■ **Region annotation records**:
--- Begin ---

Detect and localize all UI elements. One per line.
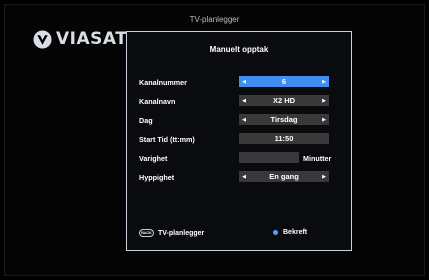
arrow-left-icon[interactable]: ◀	[240, 95, 248, 106]
dialog-title: Manuelt opptak	[209, 45, 269, 54]
arrow-right-icon[interactable]: ▶	[320, 76, 328, 87]
back-button[interactable]: BACK TV-planlegger	[139, 229, 204, 237]
arrow-right-icon[interactable]: ▶	[320, 114, 328, 125]
page-title: TV-planlegger	[189, 15, 240, 24]
back-key-icon: BACK	[139, 229, 154, 237]
start-time-label: Start Tid (tt:mm)	[139, 135, 195, 144]
confirm-label: Bekreft	[283, 229, 308, 236]
channel-number-label: Kanalnummer	[139, 78, 187, 87]
day-label: Dag	[139, 116, 153, 125]
duration-unit: Minutter	[303, 154, 332, 163]
duration-label: Varighet	[139, 154, 168, 163]
brand-name: VIASAT	[56, 29, 128, 49]
start-time-field[interactable]: 11:50	[239, 133, 329, 144]
manual-recording-dialog: Manuelt opptak Kanalnummer ◀ 6 ▶ Kanalna…	[126, 31, 352, 251]
channel-number-field[interactable]: ◀ 6 ▶	[239, 76, 329, 87]
arrow-right-icon[interactable]: ▶	[320, 95, 328, 106]
day-value: Tirsdag	[270, 115, 298, 124]
back-button-label: TV-planlegger	[158, 229, 205, 237]
brand-logo: VIASAT	[33, 29, 127, 49]
frequency-field[interactable]: ◀ En gang ▶	[239, 171, 329, 182]
arrow-left-icon[interactable]: ◀	[240, 114, 248, 125]
channel-name-field[interactable]: ◀ X2 HD ▶	[239, 95, 329, 106]
channel-name-value: X2 HD	[272, 96, 296, 105]
channel-number-value: 6	[281, 77, 287, 86]
arrow-left-icon[interactable]: ◀	[240, 171, 248, 182]
viasat-logo-icon	[33, 29, 52, 49]
arrow-left-icon[interactable]: ◀	[240, 76, 248, 87]
arrow-right-icon[interactable]: ▶	[320, 171, 328, 182]
frequency-label: Hyppighet	[139, 173, 175, 182]
blue-dot-icon	[273, 230, 278, 235]
day-field[interactable]: ◀ Tirsdag ▶	[239, 114, 329, 125]
start-time-value: 11:50	[274, 134, 294, 143]
duration-field[interactable]	[239, 152, 299, 163]
confirm-button[interactable]: Bekreft	[273, 229, 307, 236]
frequency-value: En gang	[269, 172, 299, 181]
channel-name-label: Kanalnavn	[139, 97, 176, 106]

--- End ---

■ **Instructions for the task**: Repeat every line above word for word, leaving out the pictures.

■ **Written solution**:
Detect and localize all UI elements. One per line.
arrow-left-icon[interactable]: ◀	[240, 95, 248, 106]
dialog-title: Manuelt opptak	[209, 45, 269, 54]
arrow-right-icon[interactable]: ▶	[320, 76, 328, 87]
back-button[interactable]: BACK TV-planlegger	[139, 229, 204, 237]
arrow-right-icon[interactable]: ▶	[320, 114, 328, 125]
page-title: TV-planlegger	[189, 15, 240, 24]
back-key-icon: BACK	[139, 229, 154, 237]
start-time-label: Start Tid (tt:mm)	[139, 135, 195, 144]
confirm-label: Bekreft	[283, 229, 308, 236]
channel-number-label: Kanalnummer	[139, 78, 187, 87]
day-label: Dag	[139, 116, 153, 125]
duration-unit: Minutter	[303, 154, 332, 163]
duration-label: Varighet	[139, 154, 168, 163]
brand-name: VIASAT	[56, 29, 128, 49]
start-time-field[interactable]: 11:50	[239, 133, 329, 144]
manual-recording-dialog: Manuelt opptak Kanalnummer ◀ 6 ▶ Kanalna…	[126, 31, 352, 251]
channel-number-field[interactable]: ◀ 6 ▶	[239, 76, 329, 87]
arrow-right-icon[interactable]: ▶	[320, 95, 328, 106]
day-value: Tirsdag	[270, 115, 298, 124]
back-button-label: TV-planlegger	[158, 229, 205, 237]
brand-logo: VIASAT	[33, 29, 127, 49]
frequency-field[interactable]: ◀ En gang ▶	[239, 171, 329, 182]
arrow-left-icon[interactable]: ◀	[240, 114, 248, 125]
channel-name-field[interactable]: ◀ X2 HD ▶	[239, 95, 329, 106]
channel-name-value: X2 HD	[272, 96, 296, 105]
channel-number-value: 6	[281, 77, 287, 86]
arrow-left-icon[interactable]: ◀	[240, 171, 248, 182]
viasat-logo-icon	[33, 29, 52, 49]
arrow-left-icon[interactable]: ◀	[240, 76, 248, 87]
arrow-right-icon[interactable]: ▶	[320, 171, 328, 182]
frequency-label: Hyppighet	[139, 173, 175, 182]
blue-dot-icon	[273, 230, 278, 235]
day-field[interactable]: ◀ Tirsdag ▶	[239, 114, 329, 125]
start-time-value: 11:50	[274, 134, 294, 143]
duration-field[interactable]	[239, 152, 299, 163]
confirm-button[interactable]: Bekreft	[273, 229, 307, 236]
frequency-value: En gang	[269, 172, 299, 181]
channel-name-label: Kanalnavn	[139, 97, 176, 106]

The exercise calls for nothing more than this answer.